— Input material —
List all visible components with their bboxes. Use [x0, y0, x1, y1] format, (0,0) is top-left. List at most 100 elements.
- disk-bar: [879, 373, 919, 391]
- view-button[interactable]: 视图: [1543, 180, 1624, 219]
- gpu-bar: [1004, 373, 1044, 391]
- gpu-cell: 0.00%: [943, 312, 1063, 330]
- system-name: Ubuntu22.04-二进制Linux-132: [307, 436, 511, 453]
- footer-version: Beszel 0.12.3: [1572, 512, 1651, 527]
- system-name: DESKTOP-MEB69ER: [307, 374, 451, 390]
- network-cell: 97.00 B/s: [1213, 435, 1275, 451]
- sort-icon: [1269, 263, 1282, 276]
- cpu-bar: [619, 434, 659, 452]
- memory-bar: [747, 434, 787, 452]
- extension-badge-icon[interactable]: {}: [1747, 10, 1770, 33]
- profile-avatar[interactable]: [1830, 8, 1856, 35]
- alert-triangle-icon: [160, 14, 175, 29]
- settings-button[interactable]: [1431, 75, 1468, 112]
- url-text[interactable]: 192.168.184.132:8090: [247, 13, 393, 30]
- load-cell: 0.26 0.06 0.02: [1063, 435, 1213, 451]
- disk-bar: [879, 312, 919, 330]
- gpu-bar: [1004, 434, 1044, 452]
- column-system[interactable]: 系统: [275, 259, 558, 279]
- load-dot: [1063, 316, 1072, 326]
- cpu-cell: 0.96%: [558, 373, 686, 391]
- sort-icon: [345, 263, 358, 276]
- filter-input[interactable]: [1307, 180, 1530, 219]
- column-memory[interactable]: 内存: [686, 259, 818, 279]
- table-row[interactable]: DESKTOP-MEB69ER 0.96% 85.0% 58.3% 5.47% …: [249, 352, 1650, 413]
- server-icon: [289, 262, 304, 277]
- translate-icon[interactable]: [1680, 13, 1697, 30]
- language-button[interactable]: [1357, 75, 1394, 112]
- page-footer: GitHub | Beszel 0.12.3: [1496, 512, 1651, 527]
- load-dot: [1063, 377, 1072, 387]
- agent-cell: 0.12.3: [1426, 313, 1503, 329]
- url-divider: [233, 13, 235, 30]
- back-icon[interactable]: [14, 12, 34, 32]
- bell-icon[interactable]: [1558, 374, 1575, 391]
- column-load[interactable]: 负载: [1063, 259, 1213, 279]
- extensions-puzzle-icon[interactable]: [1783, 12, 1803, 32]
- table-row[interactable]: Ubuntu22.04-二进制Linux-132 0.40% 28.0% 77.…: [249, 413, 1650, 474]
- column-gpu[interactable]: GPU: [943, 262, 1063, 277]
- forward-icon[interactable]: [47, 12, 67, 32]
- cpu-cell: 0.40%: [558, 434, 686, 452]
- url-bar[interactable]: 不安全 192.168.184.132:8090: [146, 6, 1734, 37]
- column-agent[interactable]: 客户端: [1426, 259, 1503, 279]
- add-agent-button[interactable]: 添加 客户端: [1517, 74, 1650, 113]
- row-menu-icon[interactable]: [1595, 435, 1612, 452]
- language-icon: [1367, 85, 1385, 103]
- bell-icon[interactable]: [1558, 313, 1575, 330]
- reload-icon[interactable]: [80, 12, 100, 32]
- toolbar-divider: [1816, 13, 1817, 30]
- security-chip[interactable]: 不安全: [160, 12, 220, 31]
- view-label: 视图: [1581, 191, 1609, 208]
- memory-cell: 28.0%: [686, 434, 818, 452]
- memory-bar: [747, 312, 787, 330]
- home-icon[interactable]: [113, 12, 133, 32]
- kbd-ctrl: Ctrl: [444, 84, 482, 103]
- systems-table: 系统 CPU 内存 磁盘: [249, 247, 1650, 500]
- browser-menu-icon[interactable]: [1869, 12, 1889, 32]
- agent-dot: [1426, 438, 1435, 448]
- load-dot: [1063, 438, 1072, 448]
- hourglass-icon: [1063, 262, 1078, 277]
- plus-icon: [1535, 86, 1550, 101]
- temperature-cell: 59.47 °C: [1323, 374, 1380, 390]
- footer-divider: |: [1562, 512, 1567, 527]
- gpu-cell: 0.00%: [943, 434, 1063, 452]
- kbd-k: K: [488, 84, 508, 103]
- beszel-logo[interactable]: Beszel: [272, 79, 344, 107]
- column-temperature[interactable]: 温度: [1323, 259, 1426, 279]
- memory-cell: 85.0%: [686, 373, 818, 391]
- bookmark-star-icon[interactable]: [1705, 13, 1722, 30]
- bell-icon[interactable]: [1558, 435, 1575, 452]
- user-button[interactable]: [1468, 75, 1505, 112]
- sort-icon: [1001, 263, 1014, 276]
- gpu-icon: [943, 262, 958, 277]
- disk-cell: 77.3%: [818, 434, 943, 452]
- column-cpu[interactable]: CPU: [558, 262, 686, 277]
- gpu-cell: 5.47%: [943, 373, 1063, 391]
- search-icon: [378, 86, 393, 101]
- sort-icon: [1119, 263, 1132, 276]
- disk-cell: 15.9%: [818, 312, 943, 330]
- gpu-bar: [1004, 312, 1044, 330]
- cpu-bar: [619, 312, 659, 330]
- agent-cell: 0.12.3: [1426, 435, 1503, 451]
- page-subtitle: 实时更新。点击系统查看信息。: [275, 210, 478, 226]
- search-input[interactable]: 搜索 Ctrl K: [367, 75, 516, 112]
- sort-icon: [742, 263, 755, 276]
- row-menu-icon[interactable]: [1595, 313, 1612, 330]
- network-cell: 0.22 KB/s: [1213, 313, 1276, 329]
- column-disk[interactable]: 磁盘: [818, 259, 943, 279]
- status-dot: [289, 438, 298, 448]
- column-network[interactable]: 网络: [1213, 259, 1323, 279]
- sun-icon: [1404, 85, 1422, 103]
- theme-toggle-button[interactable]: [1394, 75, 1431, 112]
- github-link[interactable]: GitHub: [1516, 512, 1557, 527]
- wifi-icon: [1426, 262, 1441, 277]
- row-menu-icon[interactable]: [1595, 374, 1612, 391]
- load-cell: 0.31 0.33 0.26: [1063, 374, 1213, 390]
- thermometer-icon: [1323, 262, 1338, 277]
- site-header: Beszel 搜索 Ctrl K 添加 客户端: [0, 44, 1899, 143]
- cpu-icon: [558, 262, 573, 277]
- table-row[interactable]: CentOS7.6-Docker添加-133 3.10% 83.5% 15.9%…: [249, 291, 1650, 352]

— Description of the task —
Write out verbatim the stretch of the listing from its first line through the line containing "- cpu-bar: [619, 434, 659, 452]", including both of those lines.

— Final answer —
List all visible components with their bboxes. Use [x0, y0, x1, y1] format, (0,0) is top-left. List at most 100 elements.
- disk-bar: [879, 373, 919, 391]
- view-button[interactable]: 视图: [1543, 180, 1624, 219]
- gpu-bar: [1004, 373, 1044, 391]
- gpu-cell: 0.00%: [943, 312, 1063, 330]
- system-name: Ubuntu22.04-二进制Linux-132: [307, 436, 511, 453]
- footer-version: Beszel 0.12.3: [1572, 512, 1651, 527]
- system-name: DESKTOP-MEB69ER: [307, 374, 451, 390]
- network-cell: 97.00 B/s: [1213, 435, 1275, 451]
- sort-icon: [1269, 263, 1282, 276]
- cpu-bar: [619, 434, 659, 452]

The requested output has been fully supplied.